Given instruction:
Pick out each line below containing "копия".

Dataset excerpts:
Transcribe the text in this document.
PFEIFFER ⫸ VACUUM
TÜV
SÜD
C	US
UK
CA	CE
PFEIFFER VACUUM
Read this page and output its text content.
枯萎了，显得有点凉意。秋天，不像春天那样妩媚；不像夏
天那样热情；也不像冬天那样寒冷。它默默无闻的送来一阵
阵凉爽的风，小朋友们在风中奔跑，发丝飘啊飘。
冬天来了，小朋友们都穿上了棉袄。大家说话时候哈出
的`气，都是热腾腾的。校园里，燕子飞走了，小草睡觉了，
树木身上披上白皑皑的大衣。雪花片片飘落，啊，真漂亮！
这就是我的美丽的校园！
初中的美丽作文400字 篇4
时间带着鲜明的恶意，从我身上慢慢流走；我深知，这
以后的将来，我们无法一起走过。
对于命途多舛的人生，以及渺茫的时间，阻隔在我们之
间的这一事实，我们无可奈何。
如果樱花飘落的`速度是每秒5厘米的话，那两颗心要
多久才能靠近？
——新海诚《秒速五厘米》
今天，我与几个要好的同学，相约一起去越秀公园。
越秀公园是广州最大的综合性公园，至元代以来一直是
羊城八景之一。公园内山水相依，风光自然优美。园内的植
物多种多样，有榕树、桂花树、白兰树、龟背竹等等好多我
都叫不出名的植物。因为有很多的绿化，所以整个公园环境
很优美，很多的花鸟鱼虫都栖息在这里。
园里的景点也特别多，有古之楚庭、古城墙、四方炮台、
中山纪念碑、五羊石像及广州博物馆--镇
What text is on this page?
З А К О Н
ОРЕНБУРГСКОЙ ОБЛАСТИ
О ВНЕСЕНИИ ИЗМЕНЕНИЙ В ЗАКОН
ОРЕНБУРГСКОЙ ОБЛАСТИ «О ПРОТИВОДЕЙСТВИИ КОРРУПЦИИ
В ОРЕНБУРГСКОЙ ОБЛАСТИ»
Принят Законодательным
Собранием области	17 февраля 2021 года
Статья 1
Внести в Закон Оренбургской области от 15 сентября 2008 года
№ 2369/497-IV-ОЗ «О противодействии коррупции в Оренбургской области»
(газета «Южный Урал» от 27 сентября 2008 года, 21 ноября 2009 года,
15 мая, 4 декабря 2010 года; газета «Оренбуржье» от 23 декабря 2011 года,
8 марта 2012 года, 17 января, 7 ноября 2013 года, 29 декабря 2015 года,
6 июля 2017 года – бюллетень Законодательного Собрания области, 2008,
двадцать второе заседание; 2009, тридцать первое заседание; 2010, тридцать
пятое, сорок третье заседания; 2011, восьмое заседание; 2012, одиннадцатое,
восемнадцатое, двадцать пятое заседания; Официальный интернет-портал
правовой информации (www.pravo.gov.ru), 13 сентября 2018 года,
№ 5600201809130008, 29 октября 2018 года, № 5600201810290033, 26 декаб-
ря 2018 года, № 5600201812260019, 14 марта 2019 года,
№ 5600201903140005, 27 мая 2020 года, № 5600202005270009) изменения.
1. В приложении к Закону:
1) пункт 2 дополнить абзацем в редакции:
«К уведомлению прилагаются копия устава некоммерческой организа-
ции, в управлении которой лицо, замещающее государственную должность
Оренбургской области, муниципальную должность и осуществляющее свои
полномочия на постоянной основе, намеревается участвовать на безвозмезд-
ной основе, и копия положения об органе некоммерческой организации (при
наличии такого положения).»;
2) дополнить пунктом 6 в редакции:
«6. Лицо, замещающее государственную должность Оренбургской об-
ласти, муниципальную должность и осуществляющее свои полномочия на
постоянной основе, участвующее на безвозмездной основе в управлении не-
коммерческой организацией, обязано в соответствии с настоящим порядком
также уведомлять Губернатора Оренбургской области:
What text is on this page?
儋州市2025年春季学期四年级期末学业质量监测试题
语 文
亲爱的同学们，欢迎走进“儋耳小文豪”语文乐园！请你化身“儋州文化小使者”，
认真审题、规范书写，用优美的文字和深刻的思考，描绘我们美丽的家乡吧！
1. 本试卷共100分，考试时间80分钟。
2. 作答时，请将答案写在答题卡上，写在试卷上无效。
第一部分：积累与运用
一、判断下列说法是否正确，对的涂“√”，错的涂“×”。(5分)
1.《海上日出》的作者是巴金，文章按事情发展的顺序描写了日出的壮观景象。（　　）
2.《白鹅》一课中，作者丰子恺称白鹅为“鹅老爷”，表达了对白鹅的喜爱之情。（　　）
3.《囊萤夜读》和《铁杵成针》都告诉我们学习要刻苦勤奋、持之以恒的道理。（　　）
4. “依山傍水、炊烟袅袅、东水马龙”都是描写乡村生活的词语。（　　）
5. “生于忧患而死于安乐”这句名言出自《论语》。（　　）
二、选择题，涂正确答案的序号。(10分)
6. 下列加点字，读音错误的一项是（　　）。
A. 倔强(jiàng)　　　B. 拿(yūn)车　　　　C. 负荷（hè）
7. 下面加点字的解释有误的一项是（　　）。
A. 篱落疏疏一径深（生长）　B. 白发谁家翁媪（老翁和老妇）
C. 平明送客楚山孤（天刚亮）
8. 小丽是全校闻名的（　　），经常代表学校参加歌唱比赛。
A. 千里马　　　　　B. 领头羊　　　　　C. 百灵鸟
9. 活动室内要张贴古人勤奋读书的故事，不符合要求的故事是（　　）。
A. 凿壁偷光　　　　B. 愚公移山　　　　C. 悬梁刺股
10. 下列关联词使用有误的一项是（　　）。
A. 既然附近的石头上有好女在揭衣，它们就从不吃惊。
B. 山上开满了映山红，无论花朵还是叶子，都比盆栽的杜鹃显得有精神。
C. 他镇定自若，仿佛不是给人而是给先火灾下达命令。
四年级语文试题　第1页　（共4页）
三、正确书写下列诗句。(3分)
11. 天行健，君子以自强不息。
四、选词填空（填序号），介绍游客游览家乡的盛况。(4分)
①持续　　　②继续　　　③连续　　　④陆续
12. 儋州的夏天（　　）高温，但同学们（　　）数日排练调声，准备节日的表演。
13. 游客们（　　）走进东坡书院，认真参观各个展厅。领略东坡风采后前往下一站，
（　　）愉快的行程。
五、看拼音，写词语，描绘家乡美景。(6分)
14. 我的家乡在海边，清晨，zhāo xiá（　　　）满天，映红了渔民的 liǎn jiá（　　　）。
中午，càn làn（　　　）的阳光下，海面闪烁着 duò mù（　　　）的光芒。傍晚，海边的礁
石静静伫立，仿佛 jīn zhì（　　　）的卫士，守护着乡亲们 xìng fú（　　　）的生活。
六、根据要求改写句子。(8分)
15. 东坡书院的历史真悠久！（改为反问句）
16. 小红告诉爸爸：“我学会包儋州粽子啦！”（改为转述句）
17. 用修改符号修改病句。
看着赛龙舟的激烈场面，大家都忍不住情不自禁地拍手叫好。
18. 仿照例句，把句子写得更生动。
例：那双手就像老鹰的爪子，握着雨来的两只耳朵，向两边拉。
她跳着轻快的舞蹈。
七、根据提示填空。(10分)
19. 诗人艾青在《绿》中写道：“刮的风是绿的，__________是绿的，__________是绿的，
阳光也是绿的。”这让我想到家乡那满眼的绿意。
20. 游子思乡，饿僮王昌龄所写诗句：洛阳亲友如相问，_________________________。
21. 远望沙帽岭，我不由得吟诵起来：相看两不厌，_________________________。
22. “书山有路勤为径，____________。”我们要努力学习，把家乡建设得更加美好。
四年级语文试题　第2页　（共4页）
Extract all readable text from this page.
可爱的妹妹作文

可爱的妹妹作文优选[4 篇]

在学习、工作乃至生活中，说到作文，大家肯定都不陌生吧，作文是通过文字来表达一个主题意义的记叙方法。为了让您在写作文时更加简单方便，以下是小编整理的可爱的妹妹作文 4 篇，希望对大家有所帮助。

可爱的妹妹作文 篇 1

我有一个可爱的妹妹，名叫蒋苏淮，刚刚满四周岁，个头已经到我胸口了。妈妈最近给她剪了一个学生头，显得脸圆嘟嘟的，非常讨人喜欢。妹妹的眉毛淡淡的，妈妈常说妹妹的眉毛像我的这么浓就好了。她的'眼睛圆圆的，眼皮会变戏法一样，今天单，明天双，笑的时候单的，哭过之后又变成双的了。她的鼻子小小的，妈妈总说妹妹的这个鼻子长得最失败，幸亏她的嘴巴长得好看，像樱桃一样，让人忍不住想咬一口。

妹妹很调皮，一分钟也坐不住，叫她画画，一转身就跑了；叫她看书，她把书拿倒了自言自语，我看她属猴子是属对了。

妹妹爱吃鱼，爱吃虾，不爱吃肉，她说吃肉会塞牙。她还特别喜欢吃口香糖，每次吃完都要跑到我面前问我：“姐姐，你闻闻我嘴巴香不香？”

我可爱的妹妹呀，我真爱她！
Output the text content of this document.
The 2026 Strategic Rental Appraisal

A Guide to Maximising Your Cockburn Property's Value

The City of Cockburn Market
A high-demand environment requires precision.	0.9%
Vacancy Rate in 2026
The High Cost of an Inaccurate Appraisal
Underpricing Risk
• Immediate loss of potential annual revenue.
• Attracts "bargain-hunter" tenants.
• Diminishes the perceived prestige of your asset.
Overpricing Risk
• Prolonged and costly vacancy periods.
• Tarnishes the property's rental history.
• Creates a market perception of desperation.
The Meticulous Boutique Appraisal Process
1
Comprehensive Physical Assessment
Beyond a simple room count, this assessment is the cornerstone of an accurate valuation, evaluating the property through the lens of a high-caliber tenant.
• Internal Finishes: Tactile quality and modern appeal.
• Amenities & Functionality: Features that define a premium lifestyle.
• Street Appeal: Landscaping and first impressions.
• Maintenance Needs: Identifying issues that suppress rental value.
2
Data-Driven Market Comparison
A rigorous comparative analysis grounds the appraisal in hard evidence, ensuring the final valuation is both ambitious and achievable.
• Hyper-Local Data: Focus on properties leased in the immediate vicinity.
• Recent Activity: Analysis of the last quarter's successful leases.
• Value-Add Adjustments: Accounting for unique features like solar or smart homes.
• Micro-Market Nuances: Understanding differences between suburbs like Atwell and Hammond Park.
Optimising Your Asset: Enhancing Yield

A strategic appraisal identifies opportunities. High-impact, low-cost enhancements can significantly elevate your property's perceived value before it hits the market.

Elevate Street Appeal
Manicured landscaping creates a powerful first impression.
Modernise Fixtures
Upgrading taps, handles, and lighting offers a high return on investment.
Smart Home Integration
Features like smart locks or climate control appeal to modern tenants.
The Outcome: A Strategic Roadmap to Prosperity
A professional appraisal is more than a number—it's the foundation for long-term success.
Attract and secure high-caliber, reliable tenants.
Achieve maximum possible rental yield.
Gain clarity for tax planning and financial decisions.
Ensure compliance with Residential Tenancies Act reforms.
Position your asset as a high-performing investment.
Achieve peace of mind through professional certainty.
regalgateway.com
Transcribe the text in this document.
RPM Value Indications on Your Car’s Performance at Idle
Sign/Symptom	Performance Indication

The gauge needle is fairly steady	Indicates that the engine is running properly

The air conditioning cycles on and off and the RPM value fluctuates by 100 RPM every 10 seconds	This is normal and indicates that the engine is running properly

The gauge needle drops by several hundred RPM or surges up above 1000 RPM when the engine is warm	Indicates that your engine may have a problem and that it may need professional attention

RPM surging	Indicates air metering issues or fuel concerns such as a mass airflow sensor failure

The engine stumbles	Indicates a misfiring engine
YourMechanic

Answer to the task:
«К уведомлению прилагаются копия устава некоммерческой организа-
ной основе, и копия положения об органе некоммерческой организации (при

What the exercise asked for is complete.